### WHAT THIS TASK INVOLVES:
All material below is to be reproduced exactly.
····················
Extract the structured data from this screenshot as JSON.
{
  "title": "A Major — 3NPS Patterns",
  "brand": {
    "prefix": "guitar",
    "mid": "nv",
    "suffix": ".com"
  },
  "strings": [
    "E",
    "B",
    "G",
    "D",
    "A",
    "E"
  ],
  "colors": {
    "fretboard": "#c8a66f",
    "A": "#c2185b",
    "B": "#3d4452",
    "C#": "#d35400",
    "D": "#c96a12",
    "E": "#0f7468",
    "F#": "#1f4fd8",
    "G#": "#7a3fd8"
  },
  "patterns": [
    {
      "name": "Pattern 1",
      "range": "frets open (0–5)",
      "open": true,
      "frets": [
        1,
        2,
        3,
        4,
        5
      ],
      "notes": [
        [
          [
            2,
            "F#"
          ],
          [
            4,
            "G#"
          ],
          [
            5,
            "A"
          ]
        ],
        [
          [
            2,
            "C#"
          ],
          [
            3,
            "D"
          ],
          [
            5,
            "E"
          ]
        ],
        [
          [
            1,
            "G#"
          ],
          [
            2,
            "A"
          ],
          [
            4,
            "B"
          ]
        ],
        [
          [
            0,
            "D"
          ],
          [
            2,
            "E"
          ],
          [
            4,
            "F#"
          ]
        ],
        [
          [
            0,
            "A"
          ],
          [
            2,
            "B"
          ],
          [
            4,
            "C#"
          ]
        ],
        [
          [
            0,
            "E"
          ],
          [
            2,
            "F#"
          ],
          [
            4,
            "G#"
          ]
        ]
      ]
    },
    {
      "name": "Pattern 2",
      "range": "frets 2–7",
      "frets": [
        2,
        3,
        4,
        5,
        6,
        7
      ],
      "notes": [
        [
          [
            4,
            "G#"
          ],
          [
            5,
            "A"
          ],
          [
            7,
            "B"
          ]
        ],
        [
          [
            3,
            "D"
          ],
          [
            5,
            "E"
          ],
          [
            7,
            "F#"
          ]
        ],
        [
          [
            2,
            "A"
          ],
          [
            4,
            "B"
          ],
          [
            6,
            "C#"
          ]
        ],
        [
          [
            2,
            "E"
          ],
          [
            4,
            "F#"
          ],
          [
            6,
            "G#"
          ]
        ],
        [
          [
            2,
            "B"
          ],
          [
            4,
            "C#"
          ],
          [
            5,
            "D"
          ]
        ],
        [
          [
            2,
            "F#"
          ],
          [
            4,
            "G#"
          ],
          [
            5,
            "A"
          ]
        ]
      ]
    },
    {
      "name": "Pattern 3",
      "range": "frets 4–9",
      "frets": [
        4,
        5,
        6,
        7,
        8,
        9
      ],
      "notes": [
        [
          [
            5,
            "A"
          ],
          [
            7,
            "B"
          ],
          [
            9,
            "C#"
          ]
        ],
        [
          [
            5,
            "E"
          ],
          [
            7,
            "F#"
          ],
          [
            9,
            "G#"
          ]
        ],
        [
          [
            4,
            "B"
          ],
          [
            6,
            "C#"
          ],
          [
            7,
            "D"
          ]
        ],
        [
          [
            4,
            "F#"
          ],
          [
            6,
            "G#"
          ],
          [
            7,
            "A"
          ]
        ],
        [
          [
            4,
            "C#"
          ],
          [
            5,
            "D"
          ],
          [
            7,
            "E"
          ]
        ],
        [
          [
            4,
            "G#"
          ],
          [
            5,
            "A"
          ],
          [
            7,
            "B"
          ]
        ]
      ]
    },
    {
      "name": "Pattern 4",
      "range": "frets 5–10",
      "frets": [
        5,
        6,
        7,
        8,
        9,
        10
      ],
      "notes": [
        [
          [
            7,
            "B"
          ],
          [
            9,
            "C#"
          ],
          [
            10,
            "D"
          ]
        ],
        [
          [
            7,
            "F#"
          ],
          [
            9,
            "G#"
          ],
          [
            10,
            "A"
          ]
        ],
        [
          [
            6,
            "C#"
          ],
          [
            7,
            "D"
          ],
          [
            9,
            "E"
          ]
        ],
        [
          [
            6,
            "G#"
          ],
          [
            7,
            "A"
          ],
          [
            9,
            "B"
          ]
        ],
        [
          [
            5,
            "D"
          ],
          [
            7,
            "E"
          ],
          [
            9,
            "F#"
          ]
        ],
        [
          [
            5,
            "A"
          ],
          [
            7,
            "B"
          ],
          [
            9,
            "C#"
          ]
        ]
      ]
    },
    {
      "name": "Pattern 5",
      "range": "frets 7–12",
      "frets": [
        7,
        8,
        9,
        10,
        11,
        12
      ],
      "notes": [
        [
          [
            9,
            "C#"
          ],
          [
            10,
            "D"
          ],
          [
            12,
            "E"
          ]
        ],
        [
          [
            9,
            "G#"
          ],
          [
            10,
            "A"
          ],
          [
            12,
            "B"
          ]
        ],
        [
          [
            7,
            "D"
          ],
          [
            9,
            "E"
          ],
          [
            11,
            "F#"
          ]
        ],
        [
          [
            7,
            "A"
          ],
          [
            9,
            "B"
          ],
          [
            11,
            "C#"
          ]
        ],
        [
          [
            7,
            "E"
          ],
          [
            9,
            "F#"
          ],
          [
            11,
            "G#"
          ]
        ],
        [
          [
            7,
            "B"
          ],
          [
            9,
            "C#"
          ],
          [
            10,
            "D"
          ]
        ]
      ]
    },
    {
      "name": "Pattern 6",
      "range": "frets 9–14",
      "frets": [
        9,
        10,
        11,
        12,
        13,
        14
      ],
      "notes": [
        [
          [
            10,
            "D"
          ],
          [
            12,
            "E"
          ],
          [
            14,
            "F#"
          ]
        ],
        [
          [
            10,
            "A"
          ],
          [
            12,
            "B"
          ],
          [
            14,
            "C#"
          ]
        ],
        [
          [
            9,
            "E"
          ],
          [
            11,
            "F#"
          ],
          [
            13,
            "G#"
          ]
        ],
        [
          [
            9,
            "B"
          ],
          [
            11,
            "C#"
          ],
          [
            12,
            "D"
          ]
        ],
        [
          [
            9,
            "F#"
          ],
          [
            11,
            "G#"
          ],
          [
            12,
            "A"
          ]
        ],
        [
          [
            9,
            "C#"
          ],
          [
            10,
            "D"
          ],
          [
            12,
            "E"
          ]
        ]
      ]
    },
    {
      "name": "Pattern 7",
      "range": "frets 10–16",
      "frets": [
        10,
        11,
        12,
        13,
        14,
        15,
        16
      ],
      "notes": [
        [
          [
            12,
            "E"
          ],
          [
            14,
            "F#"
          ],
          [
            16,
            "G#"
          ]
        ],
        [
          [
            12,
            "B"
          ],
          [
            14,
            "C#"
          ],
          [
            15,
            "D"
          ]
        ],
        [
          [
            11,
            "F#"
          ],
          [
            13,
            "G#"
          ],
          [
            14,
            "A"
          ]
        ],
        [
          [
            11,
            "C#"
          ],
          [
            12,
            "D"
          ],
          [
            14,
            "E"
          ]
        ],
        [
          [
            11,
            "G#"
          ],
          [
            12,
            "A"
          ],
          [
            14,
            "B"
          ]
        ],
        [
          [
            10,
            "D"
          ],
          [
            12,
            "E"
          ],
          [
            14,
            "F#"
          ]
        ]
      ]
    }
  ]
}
····················
### WRITTEN RESPONSE:
Extract the structured data from this screenshot as JSON.
{
  "title": "A Major — 3NPS Patterns",
  "brand": {
    "prefix": "guitar",
    "mid": "nv",
    "suffix": ".com"
  },
  "strings": [
    "E",
    "B",
    "G",
    "D",
    "A",
    "E"
  ],
  "colors": {
    "fretboard": "#c8a66f",
    "A": "#c2185b",
    "B": "#3d4452",
    "C#": "#d35400",
    "D": "#c96a12",
    "E": "#0f7468",
    "F#": "#1f4fd8",
    "G#": "#7a3fd8"
  },
  "patterns": [
    {
      "name": "Pattern 1",
      "range": "frets open (0–5)",
      "open": true,
      "frets": [
        1,
        2,
        3,
        4,
        5
      ],
      "notes": [
        [
          [
            2,
            "F#"
          ],
          [
            4,
            "G#"
          ],
          [
            5,
            "A"
          ]
        ],
        [
          [
            2,
            "C#"
          ],
          [
            3,
            "D"
          ],
          [
            5,
            "E"
          ]
        ],
        [
          [
            1,
            "G#"
          ],
          [
            2,
            "A"
          ],
          [
            4,
            "B"
          ]
        ],
        [
          [
            0,
            "D"
          ],
          [
            2,
            "E"
          ],
          [
            4,
            "F#"
          ]
        ],
        [
          [
            0,
            "A"
          ],
          [
            2,
            "B"
          ],
          [
            4,
            "C#"
          ]
        ],
        [
          [
            0,
            "E"
          ],
          [
            2,
            "F#"
          ],
          [
            4,
            "G#"
          ]
        ]
      ]
    },
    {
      "name": "Pattern 2",
      "range": "frets 2–7",
      "frets": [
        2,
        3,
        4,
        5,
        6,
        7
      ],
      "notes": [
        [
          [
            4,
            "G#"
          ],
          [
            5,
            "A"
          ],
          [
            7,
            "B"
          ]
        ],
        [
          [
            3,
            "D"
          ],
          [
            5,
            "E"
          ],
          [
            7,
            "F#"
          ]
        ],
        [
          [
            2,
            "A"
          ],
          [
            4,
            "B"
          ],
          [
            6,
            "C#"
          ]
        ],
        [
          [
            2,
            "E"
          ],
          [
            4,
            "F#"
          ],
          [
            6,
            "G#"
          ]
        ],
        [
          [
            2,
            "B"
          ],
          [
            4,
            "C#"
          ],
          [
            5,
            "D"
          ]
        ],
        [
          [
            2,
            "F#"
          ],
          [
            4,
            "G#"
          ],
          [
            5,
            "A"
          ]
        ]
      ]
    },
    {
      "name": "Pattern 3",
      "range": "frets 4–9",
      "frets": [
        4,
        5,
        6,
        7,
        8,
        9
      ],
      "notes": [
        [
          [
            5,
            "A"
          ],
          [
            7,
            "B"
          ],
          [
            9,
            "C#"
          ]
        ],
        [
          [
            5,
            "E"
          ],
          [
            7,
            "F#"
          ],
          [
            9,
            "G#"
          ]
        ],
        [
          [
            4,
            "B"
          ],
          [
            6,
            "C#"
          ],
          [
            7,
            "D"
          ]
        ],
        [
          [
            4,
            "F#"
          ],
          [
            6,
            "G#"
          ],
          [
            7,
            "A"
          ]
        ],
        [
          [
            4,
            "C#"
          ],
          [
            5,
            "D"
          ],
          [
            7,
            "E"
          ]
        ],
        [
          [
            4,
            "G#"
          ],
          [
            5,
            "A"
          ],
          [
            7,
            "B"
          ]
        ]
      ]
    },
    {
      "name": "Pattern 4",
      "range": "frets 5–10",
      "frets": [
        5,
        6,
        7,
        8,
        9,
        10
      ],
      "notes": [
        [
          [
            7,
            "B"
          ],
          [
            9,
            "C#"
          ],
          [
            10,
            "D"
          ]
        ],
        [
          [
            7,
            "F#"
          ],
          [
            9,
            "G#"
          ],
          [
            10,
            "A"
          ]
        ],
        [
          [
            6,
            "C#"
          ],
          [
            7,
            "D"
          ],
          [
            9,
            "E"
          ]
        ],
        [
          [
            6,
            "G#"
          ],
          [
            7,
            "A"
          ],
          [
            9,
            "B"
          ]
        ],
        [
          [
            5,
            "D"
          ],
          [
            7,
            "E"
          ],
          [
            9,
            "F#"
          ]
        ],
        [
          [
            5,
            "A"
          ],
          [
            7,
            "B"
          ],
          [
            9,
            "C#"
          ]
        ]
      ]
    },
    {
      "name": "Pattern 5",
      "range": "frets 7–12",
      "frets": [
        7,
        8,
        9,
        10,
        11,
        12
      ],
      "notes": [
        [
          [
            9,
            "C#"
          ],
          [
            10,
            "D"
          ],
          [
            12,
            "E"
          ]
        ],
        [
          [
            9,
            "G#"
          ],
          [
            10,
            "A"
          ],
          [
            12,
            "B"
          ]
        ],
        [
          [
            7,
            "D"
          ],
          [
            9,
            "E"
          ],
          [
            11,
            "F#"
          ]
        ],
        [
          [
            7,
            "A"
          ],
          [
            9,
            "B"
          ],
          [
            11,
            "C#"
          ]
        ],
        [
          [
            7,
            "E"
          ],
          [
            9,
            "F#"
          ],
          [
            11,
            "G#"
          ]
        ],
        [
          [
            7,
            "B"
          ],
          [
            9,
            "C#"
          ],
          [
            10,
            "D"
          ]
        ]
      ]
    },
    {
      "name": "Pattern 6",
      "range": "frets 9–14",
      "frets": [
        9,
        10,
        11,
        12,
        13,
        14
      ],
      "notes": [
        [
          [
            10,
            "D"
          ],
          [
            12,
            "E"
          ],
          [
            14,
            "F#"
          ]
        ],
        [
          [
            10,
            "A"
          ],
          [
            12,
            "B"
          ],
          [
            14,
            "C#"
          ]
        ],
        [
          [
            9,
            "E"
          ],
          [
            11,
            "F#"
          ],
          [
            13,
            "G#"
          ]
        ],
        [
          [
            9,
            "B"
          ],
          [
            11,
            "C#"
          ],
          [
            12,
            "D"
          ]
        ],
        [
          [
            9,
            "F#"
          ],
          [
            11,
            "G#"
          ],
          [
            12,
            "A"
          ]
        ],
        [
          [
            9,
            "C#"
          ],
          [
            10,
            "D"
          ],
          [
            12,
            "E"
          ]
        ]
      ]
    },
    {
      "name": "Pattern 7",
      "range": "frets 10–16",
      "frets": [
        10,
        11,
        12,
        13,
        14,
        15,
        16
      ],
      "notes": [
        [
          [
            12,
            "E"
          ],
          [
            14,
            "F#"
          ],
          [
            16,
            "G#"
          ]
        ],
        [
          [
            12,
            "B"
          ],
          [
            14,
            "C#"
          ],
          [
            15,
            "D"
          ]
        ],
        [
          [
            11,
            "F#"
          ],
          [
            13,
            "G#"
          ],
          [
            14,
            "A"
          ]
        ],
        [
          [
            11,
            "C#"
          ],
          [
            12,
            "D"
          ],
          [
            14,
            "E"
          ]
        ],
        [
          [
            11,
            "G#"
          ],
          [
            12,
            "A"
          ],
          [
            14,
            "B"
          ]
        ],
        [
          [
            10,
            "D"
          ],
          [
            12,
            "E"
          ],
          [
            14,
            "F#"
          ]
        ]
      ]
    }
  ]
}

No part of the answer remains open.